[Stored records]
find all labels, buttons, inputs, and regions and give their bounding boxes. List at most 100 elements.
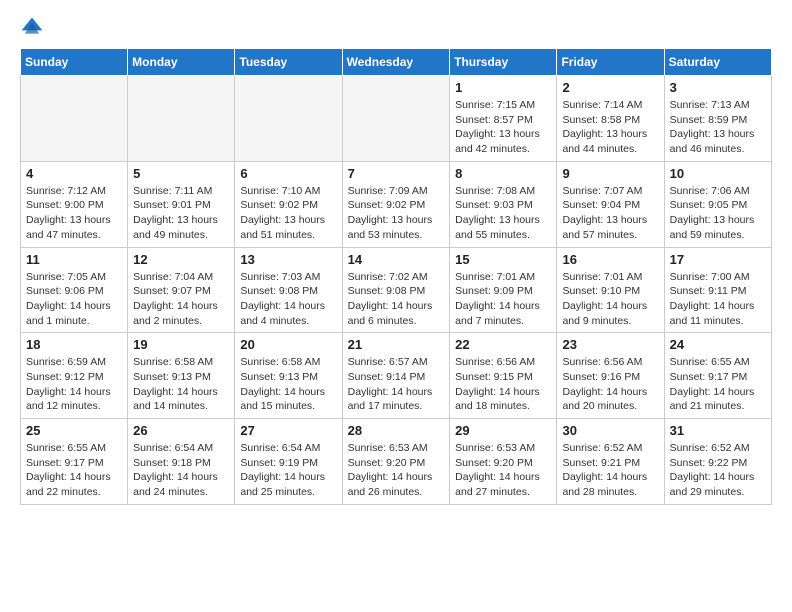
day-info: Sunrise: 6:54 AM Sunset: 9:19 PM Dayligh… (240, 441, 336, 500)
calendar-cell (128, 76, 235, 162)
day-info: Sunrise: 7:00 AM Sunset: 9:11 PM Dayligh… (670, 270, 766, 329)
day-info: Sunrise: 7:01 AM Sunset: 9:09 PM Dayligh… (455, 270, 551, 329)
day-number: 22 (455, 337, 551, 352)
calendar: SundayMondayTuesdayWednesdayThursdayFrid… (20, 48, 772, 505)
day-info: Sunrise: 6:54 AM Sunset: 9:18 PM Dayligh… (133, 441, 229, 500)
day-info: Sunrise: 7:05 AM Sunset: 9:06 PM Dayligh… (26, 270, 122, 329)
calendar-cell: 9Sunrise: 7:07 AM Sunset: 9:04 PM Daylig… (557, 161, 664, 247)
weekday-header-monday: Monday (128, 49, 235, 76)
day-number: 23 (562, 337, 658, 352)
day-number: 15 (455, 252, 551, 267)
calendar-cell: 6 Sunrise: 7:10 AM Sunset: 9:02 PM Daylig… (235, 161, 342, 247)
day-info: Sunrise: 7:11 AM Sunset: 9:01 PM Dayligh… (133, 184, 229, 243)
day-number: 9 (562, 166, 658, 181)
calendar-cell: 7 Sunrise: 7:09 AM Sunset: 9:02 PM Daylig… (342, 161, 450, 247)
day-info: Sunrise: 6:58 AM Sunset: 9:13 PM Dayligh… (240, 355, 336, 414)
calendar-cell: 31 Sunrise: 6:52 AM Sunset: 9:22 PM Dayli… (664, 419, 771, 505)
day-info: Sunrise: 6:55 AM Sunset: 9:17 PM Dayligh… (670, 355, 766, 414)
day-number: 7 (348, 166, 445, 181)
day-info: Sunrise: 7:03 AM Sunset: 9:08 PM Dayligh… (240, 270, 336, 329)
day-number: 4 (26, 166, 122, 181)
day-number: 6 (240, 166, 336, 181)
calendar-cell: 11 Sunrise: 7:05 AM Sunset: 9:06 PM Dayli… (21, 247, 128, 333)
calendar-cell: 5 Sunrise: 7:11 AM Sunset: 9:01 PM Daylig… (128, 161, 235, 247)
calendar-cell: 16Sunrise: 7:01 AM Sunset: 9:10 PM Dayli… (557, 247, 664, 333)
day-number: 28 (348, 423, 445, 438)
day-info: Sunrise: 7:06 AM Sunset: 9:05 PM Dayligh… (670, 184, 766, 243)
day-info: Sunrise: 6:57 AM Sunset: 9:14 PM Dayligh… (348, 355, 445, 414)
day-info: Sunrise: 6:56 AM Sunset: 9:16 PM Dayligh… (562, 355, 658, 414)
calendar-cell: 2 Sunrise: 7:14 AM Sunset: 8:58 PM Daylig… (557, 76, 664, 162)
calendar-cell: 24 Sunrise: 6:55 AM Sunset: 9:17 PM Dayli… (664, 333, 771, 419)
day-info: Sunrise: 6:53 AM Sunset: 9:20 PM Dayligh… (348, 441, 445, 500)
weekday-header-wednesday: Wednesday (342, 49, 450, 76)
calendar-cell: 12 Sunrise: 7:04 AM Sunset: 9:07 PM Dayli… (128, 247, 235, 333)
day-number: 2 (562, 80, 658, 95)
calendar-cell: 26Sunrise: 6:54 AM Sunset: 9:18 PM Dayli… (128, 419, 235, 505)
weekday-header-sunday: Sunday (21, 49, 128, 76)
day-info: Sunrise: 7:01 AM Sunset: 9:10 PM Dayligh… (562, 270, 658, 329)
calendar-cell: 29 Sunrise: 6:53 AM Sunset: 9:20 PM Dayli… (450, 419, 557, 505)
day-info: Sunrise: 7:09 AM Sunset: 9:02 PM Dayligh… (348, 184, 445, 243)
day-info: Sunrise: 7:10 AM Sunset: 9:02 PM Dayligh… (240, 184, 336, 243)
day-number: 1 (455, 80, 551, 95)
calendar-cell: 28 Sunrise: 6:53 AM Sunset: 9:20 PM Dayli… (342, 419, 450, 505)
day-number: 8 (455, 166, 551, 181)
day-number: 11 (26, 252, 122, 267)
calendar-cell: 17 Sunrise: 7:00 AM Sunset: 9:11 PM Dayli… (664, 247, 771, 333)
day-number: 13 (240, 252, 336, 267)
day-info: Sunrise: 6:59 AM Sunset: 9:12 PM Dayligh… (26, 355, 122, 414)
day-number: 27 (240, 423, 336, 438)
day-number: 17 (670, 252, 766, 267)
calendar-week-5: 25Sunrise: 6:55 AM Sunset: 9:17 PM Dayli… (21, 419, 772, 505)
day-number: 20 (240, 337, 336, 352)
day-number: 21 (348, 337, 445, 352)
day-number: 24 (670, 337, 766, 352)
day-info: Sunrise: 6:52 AM Sunset: 9:21 PM Dayligh… (562, 441, 658, 500)
weekday-header-tuesday: Tuesday (235, 49, 342, 76)
calendar-cell: 14 Sunrise: 7:02 AM Sunset: 9:08 PM Dayli… (342, 247, 450, 333)
day-info: Sunrise: 7:13 AM Sunset: 8:59 PM Dayligh… (670, 98, 766, 157)
calendar-cell: 1 Sunrise: 7:15 AM Sunset: 8:57 PM Daylig… (450, 76, 557, 162)
day-number: 19 (133, 337, 229, 352)
day-number: 5 (133, 166, 229, 181)
calendar-week-1: 1 Sunrise: 7:15 AM Sunset: 8:57 PM Daylig… (21, 76, 772, 162)
calendar-cell: 25Sunrise: 6:55 AM Sunset: 9:17 PM Dayli… (21, 419, 128, 505)
calendar-cell: 8 Sunrise: 7:08 AM Sunset: 9:03 PM Daylig… (450, 161, 557, 247)
calendar-cell (342, 76, 450, 162)
day-number: 14 (348, 252, 445, 267)
calendar-cell: 30 Sunrise: 6:52 AM Sunset: 9:21 PM Dayli… (557, 419, 664, 505)
day-info: Sunrise: 7:14 AM Sunset: 8:58 PM Dayligh… (562, 98, 658, 157)
day-number: 18 (26, 337, 122, 352)
day-info: Sunrise: 6:55 AM Sunset: 9:17 PM Dayligh… (26, 441, 122, 500)
calendar-cell (235, 76, 342, 162)
day-info: Sunrise: 7:08 AM Sunset: 9:03 PM Dayligh… (455, 184, 551, 243)
calendar-cell: 22Sunrise: 6:56 AM Sunset: 9:15 PM Dayli… (450, 333, 557, 419)
day-info: Sunrise: 7:15 AM Sunset: 8:57 PM Dayligh… (455, 98, 551, 157)
logo-icon (20, 16, 44, 40)
calendar-cell: 3Sunrise: 7:13 AM Sunset: 8:59 PM Daylig… (664, 76, 771, 162)
day-info: Sunrise: 6:52 AM Sunset: 9:22 PM Dayligh… (670, 441, 766, 500)
calendar-cell (21, 76, 128, 162)
weekday-header-row: SundayMondayTuesdayWednesdayThursdayFrid… (21, 49, 772, 76)
day-number: 12 (133, 252, 229, 267)
calendar-cell: 20 Sunrise: 6:58 AM Sunset: 9:13 PM Dayli… (235, 333, 342, 419)
calendar-cell: 19 Sunrise: 6:58 AM Sunset: 9:13 PM Dayli… (128, 333, 235, 419)
day-number: 31 (670, 423, 766, 438)
day-info: Sunrise: 6:58 AM Sunset: 9:13 PM Dayligh… (133, 355, 229, 414)
weekday-header-friday: Friday (557, 49, 664, 76)
calendar-cell: 18 Sunrise: 6:59 AM Sunset: 9:12 PM Dayli… (21, 333, 128, 419)
logo (20, 16, 48, 40)
day-info: Sunrise: 6:53 AM Sunset: 9:20 PM Dayligh… (455, 441, 551, 500)
weekday-header-saturday: Saturday (664, 49, 771, 76)
calendar-cell: 10 Sunrise: 7:06 AM Sunset: 9:05 PM Dayli… (664, 161, 771, 247)
weekday-header-thursday: Thursday (450, 49, 557, 76)
calendar-cell: 15 Sunrise: 7:01 AM Sunset: 9:09 PM Dayli… (450, 247, 557, 333)
day-info: Sunrise: 7:04 AM Sunset: 9:07 PM Dayligh… (133, 270, 229, 329)
calendar-week-4: 18 Sunrise: 6:59 AM Sunset: 9:12 PM Dayli… (21, 333, 772, 419)
day-number: 10 (670, 166, 766, 181)
day-info: Sunrise: 7:02 AM Sunset: 9:08 PM Dayligh… (348, 270, 445, 329)
day-number: 30 (562, 423, 658, 438)
calendar-cell: 21 Sunrise: 6:57 AM Sunset: 9:14 PM Dayli… (342, 333, 450, 419)
day-number: 29 (455, 423, 551, 438)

- [Short exercise]: Return the lines of the listing exactly as they appear, starting with the line that contains "day-info: Sunrise: 6:54 AM Sunset: 9:19" and ending with the line that contains "day-info: Sunrise: 6:54 AM Sunset: 9:18", both included.

- [Solution]:
day-info: Sunrise: 6:54 AM Sunset: 9:19 PM Dayligh… (240, 441, 336, 500)
calendar-cell (128, 76, 235, 162)
day-info: Sunrise: 7:00 AM Sunset: 9:11 PM Dayligh… (670, 270, 766, 329)
day-info: Sunrise: 7:01 AM Sunset: 9:09 PM Dayligh… (455, 270, 551, 329)
day-number: 22 (455, 337, 551, 352)
calendar: SundayMondayTuesdayWednesdayThursdayFrid… (20, 48, 772, 505)
day-info: Sunrise: 6:54 AM Sunset: 9:18 PM Dayligh… (133, 441, 229, 500)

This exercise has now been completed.